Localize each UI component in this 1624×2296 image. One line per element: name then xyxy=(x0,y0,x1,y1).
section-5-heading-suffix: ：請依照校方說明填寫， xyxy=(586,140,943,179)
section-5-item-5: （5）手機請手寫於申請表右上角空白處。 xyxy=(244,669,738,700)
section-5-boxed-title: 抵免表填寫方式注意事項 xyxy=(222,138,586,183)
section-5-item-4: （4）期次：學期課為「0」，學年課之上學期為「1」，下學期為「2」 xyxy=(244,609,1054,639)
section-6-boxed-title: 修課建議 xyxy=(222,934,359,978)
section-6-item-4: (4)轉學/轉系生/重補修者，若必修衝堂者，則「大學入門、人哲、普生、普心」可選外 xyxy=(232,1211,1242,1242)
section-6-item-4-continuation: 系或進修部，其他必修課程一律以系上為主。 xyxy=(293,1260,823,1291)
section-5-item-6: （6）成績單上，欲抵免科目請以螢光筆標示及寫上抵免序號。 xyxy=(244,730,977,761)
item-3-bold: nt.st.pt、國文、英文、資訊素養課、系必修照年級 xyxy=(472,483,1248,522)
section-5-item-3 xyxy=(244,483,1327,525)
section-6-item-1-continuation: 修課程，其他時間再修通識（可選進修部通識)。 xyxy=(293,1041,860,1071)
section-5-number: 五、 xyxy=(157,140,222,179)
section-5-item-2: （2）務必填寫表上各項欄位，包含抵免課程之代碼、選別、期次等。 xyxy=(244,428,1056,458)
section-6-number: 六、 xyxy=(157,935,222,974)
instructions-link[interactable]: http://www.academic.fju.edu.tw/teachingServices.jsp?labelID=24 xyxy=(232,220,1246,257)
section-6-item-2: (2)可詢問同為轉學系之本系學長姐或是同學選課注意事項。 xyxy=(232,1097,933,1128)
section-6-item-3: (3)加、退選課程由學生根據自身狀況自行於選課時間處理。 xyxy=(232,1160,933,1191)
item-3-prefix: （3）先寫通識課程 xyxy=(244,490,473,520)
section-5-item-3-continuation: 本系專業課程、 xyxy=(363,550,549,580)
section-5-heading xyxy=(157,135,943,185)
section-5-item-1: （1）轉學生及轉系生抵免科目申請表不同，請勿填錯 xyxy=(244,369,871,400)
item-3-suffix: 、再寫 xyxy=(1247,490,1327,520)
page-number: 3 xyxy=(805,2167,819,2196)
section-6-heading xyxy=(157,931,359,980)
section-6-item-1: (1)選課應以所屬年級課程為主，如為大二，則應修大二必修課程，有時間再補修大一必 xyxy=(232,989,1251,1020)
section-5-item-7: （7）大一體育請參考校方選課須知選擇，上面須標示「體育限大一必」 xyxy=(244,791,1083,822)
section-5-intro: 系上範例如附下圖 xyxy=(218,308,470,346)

_What is expected_
Copy everything from the first line of the listing down to the line that contains "section-5-item-5: （5）手機請手寫於申請表右上角空白處。 xyxy=(244,669,738,700)", including both of those lines.

_Result of the task_
Localize each UI component in this 1624×2296 image. One line per element: name then xyxy=(x0,y0,x1,y1).
section-5-heading-suffix: ：請依照校方說明填寫， xyxy=(586,140,943,179)
section-5-item-5: （5）手機請手寫於申請表右上角空白處。 xyxy=(244,669,738,700)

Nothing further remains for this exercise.